=== DATA RECORDS ===

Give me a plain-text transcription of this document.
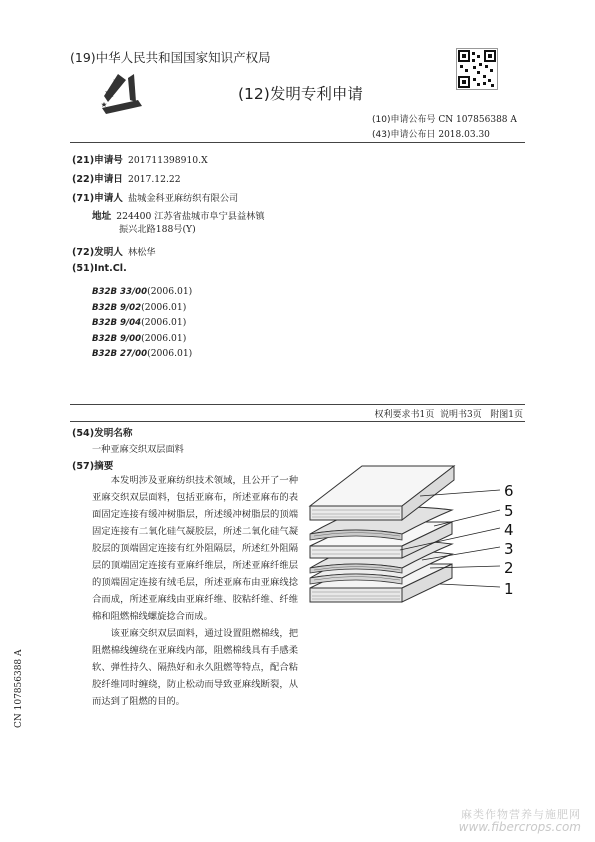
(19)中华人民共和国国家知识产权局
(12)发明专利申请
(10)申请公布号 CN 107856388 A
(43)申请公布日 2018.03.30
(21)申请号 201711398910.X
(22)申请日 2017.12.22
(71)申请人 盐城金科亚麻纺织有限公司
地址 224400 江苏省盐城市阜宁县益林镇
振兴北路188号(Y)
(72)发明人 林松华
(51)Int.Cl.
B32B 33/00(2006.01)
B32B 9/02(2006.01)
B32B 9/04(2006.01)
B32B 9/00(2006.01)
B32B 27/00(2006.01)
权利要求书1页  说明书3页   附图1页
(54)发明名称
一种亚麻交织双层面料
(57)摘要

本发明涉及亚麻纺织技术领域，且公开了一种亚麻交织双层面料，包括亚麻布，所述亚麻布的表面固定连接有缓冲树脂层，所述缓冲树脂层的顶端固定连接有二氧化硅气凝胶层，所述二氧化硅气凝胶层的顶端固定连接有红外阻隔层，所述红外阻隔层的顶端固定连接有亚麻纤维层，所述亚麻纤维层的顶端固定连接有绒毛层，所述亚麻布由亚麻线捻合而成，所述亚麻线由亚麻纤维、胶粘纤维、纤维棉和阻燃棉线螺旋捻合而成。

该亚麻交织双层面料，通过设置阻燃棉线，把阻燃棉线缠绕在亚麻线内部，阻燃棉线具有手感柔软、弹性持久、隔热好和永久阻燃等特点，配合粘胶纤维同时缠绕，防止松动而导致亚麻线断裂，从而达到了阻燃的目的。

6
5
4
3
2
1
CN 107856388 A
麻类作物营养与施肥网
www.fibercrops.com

===
=== DATA RECORDS ===

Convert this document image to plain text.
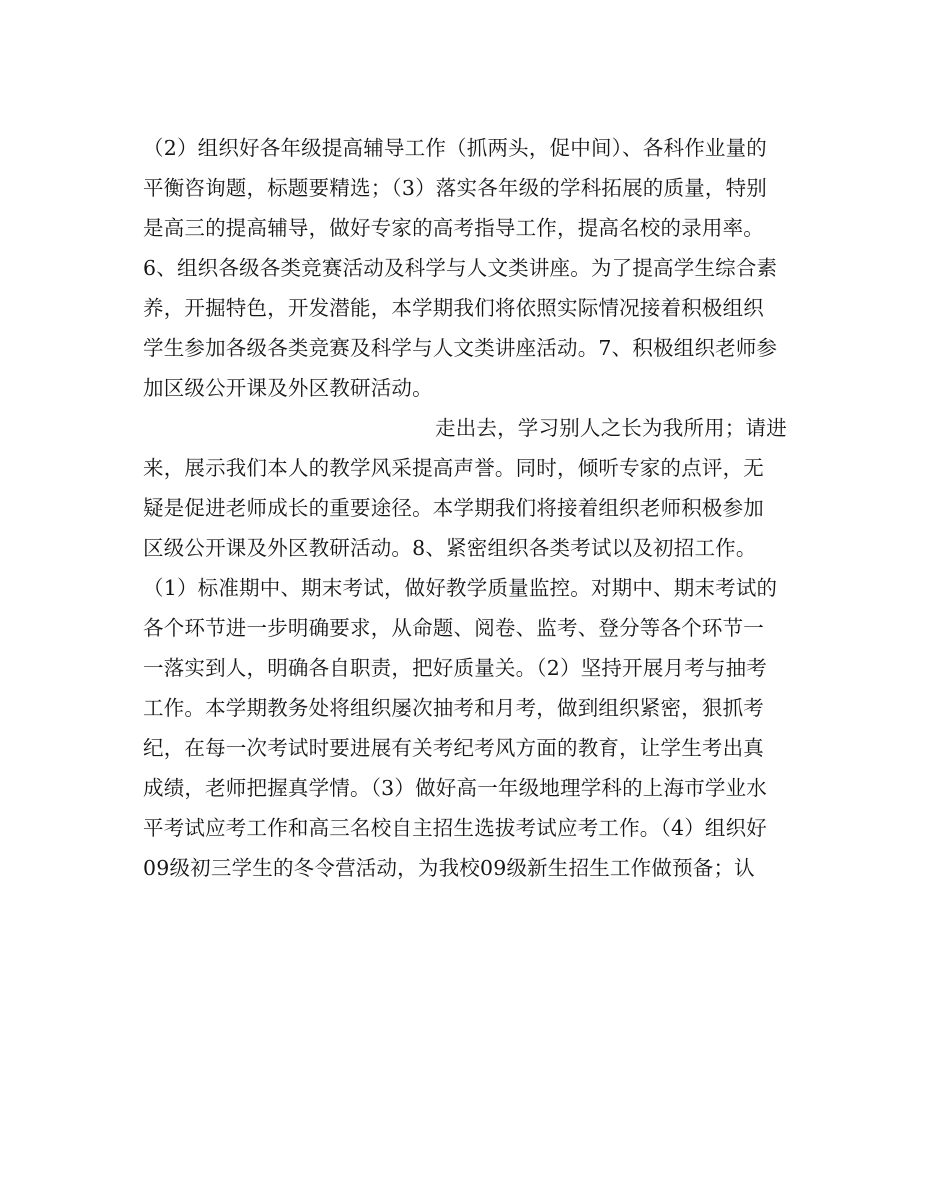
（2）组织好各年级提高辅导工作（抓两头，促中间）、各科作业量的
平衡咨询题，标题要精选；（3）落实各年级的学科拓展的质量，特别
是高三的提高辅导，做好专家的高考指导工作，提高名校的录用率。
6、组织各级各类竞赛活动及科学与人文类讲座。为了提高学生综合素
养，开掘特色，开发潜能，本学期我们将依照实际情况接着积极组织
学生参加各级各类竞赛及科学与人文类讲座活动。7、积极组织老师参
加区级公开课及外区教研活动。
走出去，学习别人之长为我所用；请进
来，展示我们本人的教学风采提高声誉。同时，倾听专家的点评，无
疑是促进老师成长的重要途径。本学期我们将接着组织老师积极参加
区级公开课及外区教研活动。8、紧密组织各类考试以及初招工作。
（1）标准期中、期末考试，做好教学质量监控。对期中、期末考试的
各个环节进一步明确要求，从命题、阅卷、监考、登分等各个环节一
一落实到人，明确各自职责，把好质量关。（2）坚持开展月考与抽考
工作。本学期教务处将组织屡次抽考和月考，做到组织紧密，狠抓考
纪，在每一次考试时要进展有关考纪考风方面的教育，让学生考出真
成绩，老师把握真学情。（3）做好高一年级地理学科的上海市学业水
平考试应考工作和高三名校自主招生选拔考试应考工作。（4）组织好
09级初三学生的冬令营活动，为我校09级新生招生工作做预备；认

===

PROMPT -
Write down the number of lines where the word "document" appears, and nothing further.

RIGHT ANSWER -
2